Copy the data word for word, starting at the very beginning and ending with the line that contains "svg-text:1,000: 1,000 (1460, 1093, 1511, 1116)", both ends included.

• [Exercise materials]
● ● ● ● ●

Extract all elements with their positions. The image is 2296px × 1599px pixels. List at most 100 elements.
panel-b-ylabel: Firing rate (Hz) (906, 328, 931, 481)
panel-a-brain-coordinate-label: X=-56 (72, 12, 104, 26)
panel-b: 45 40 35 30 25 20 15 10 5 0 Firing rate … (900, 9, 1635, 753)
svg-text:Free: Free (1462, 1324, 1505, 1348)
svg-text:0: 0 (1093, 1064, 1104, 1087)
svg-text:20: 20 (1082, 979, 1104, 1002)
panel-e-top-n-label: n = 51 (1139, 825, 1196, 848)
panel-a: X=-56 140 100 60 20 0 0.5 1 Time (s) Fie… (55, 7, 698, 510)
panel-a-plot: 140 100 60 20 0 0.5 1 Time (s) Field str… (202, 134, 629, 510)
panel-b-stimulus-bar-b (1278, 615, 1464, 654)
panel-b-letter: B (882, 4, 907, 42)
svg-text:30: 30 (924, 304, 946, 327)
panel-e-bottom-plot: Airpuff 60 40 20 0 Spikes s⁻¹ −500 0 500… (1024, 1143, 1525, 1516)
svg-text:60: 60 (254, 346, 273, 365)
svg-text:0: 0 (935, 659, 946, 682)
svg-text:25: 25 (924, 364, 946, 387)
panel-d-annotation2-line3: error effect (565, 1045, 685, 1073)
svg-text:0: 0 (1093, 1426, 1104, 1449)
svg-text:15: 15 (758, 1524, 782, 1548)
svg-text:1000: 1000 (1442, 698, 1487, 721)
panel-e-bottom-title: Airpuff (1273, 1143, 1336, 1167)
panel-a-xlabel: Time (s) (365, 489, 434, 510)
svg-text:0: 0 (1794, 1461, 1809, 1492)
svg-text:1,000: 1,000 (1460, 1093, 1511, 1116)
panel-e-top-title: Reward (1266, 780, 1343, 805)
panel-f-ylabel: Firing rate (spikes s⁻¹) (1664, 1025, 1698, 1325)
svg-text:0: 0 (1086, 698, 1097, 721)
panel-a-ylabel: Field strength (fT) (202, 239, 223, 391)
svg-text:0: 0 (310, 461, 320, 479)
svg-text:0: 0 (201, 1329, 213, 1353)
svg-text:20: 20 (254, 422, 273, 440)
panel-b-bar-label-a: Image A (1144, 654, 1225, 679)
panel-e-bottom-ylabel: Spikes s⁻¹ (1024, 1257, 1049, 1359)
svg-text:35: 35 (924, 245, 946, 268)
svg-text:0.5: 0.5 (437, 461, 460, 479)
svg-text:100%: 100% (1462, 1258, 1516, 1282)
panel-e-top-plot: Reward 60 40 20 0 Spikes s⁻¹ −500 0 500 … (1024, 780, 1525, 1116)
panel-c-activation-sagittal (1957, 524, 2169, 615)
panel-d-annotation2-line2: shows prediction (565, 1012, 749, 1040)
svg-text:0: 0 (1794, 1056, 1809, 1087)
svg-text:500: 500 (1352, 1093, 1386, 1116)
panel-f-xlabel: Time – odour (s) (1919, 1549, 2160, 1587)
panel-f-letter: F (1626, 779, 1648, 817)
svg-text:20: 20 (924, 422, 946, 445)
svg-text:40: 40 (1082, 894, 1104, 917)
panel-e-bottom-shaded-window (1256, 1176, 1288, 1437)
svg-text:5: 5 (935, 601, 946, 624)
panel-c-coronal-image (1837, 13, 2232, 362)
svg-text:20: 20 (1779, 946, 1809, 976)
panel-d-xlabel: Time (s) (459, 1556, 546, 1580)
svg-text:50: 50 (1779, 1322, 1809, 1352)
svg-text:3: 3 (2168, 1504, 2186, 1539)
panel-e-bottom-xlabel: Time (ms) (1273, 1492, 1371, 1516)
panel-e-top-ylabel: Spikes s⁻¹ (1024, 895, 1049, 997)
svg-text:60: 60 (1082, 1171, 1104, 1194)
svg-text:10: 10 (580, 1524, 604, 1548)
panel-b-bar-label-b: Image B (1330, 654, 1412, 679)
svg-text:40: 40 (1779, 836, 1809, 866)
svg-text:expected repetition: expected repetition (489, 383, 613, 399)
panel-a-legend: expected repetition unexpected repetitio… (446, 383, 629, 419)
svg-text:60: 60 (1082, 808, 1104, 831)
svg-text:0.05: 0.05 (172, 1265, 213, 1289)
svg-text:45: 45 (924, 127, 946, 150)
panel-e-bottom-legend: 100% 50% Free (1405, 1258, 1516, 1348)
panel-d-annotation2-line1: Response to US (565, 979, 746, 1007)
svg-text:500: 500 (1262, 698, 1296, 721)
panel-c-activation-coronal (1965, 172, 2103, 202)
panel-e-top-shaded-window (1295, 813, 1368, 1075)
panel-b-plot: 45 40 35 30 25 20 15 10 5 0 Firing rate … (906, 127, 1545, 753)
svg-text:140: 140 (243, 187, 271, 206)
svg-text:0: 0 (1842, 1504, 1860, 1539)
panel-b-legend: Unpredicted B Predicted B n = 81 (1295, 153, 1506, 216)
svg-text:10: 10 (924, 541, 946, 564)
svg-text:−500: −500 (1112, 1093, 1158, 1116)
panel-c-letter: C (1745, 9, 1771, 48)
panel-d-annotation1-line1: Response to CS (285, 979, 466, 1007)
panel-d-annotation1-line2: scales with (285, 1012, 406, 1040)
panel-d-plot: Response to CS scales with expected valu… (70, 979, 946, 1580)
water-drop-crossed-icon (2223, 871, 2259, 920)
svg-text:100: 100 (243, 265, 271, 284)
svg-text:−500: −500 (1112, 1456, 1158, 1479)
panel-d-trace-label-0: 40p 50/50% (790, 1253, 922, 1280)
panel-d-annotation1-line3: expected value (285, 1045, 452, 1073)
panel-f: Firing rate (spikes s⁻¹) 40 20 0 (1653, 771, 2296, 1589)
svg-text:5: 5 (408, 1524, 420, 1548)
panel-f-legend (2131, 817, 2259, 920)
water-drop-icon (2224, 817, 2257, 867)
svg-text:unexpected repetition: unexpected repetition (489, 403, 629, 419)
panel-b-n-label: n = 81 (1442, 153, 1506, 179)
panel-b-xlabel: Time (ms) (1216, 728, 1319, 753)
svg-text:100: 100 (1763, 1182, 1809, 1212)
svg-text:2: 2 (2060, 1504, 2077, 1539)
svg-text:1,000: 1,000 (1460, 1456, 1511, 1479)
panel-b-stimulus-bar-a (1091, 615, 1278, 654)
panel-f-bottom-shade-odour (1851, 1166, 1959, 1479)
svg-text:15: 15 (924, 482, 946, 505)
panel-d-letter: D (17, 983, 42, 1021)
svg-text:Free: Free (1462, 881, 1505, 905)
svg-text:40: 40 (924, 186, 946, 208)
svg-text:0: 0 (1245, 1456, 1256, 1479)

● ● ● ● ●

• [Solution]
Extract all elements with their positions. The image is 2296px × 1599px pixels. List at most 100 elements.
panel-b-ylabel: Firing rate (Hz) (906, 328, 931, 481)
panel-a-brain-coordinate-label: X=-56 (72, 12, 104, 26)
panel-b: 45 40 35 30 25 20 15 10 5 0 Firing rate … (900, 9, 1635, 753)
svg-text:Free: Free (1462, 1324, 1505, 1348)
svg-text:0: 0 (1093, 1064, 1104, 1087)
svg-text:20: 20 (1082, 979, 1104, 1002)
panel-e-top-n-label: n = 51 (1139, 825, 1196, 848)
panel-a: X=-56 140 100 60 20 0 0.5 1 Time (s) Fie… (55, 7, 698, 510)
panel-a-plot: 140 100 60 20 0 0.5 1 Time (s) Field str… (202, 134, 629, 510)
panel-b-stimulus-bar-b (1278, 615, 1464, 654)
panel-b-letter: B (882, 4, 907, 42)
svg-text:30: 30 (924, 304, 946, 327)
panel-e-bottom-plot: Airpuff 60 40 20 0 Spikes s⁻¹ −500 0 500… (1024, 1143, 1525, 1516)
svg-text:60: 60 (254, 346, 273, 365)
svg-text:0: 0 (935, 659, 946, 682)
svg-text:25: 25 (924, 364, 946, 387)
panel-d-annotation2-line3: error effect (565, 1045, 685, 1073)
svg-text:0: 0 (1093, 1426, 1104, 1449)
svg-text:15: 15 (758, 1524, 782, 1548)
svg-text:1000: 1000 (1442, 698, 1487, 721)
panel-e-bottom-title: Airpuff (1273, 1143, 1336, 1167)
panel-a-xlabel: Time (s) (365, 489, 434, 510)
svg-text:0: 0 (1794, 1461, 1809, 1492)
svg-text:1,000: 1,000 (1460, 1093, 1511, 1116)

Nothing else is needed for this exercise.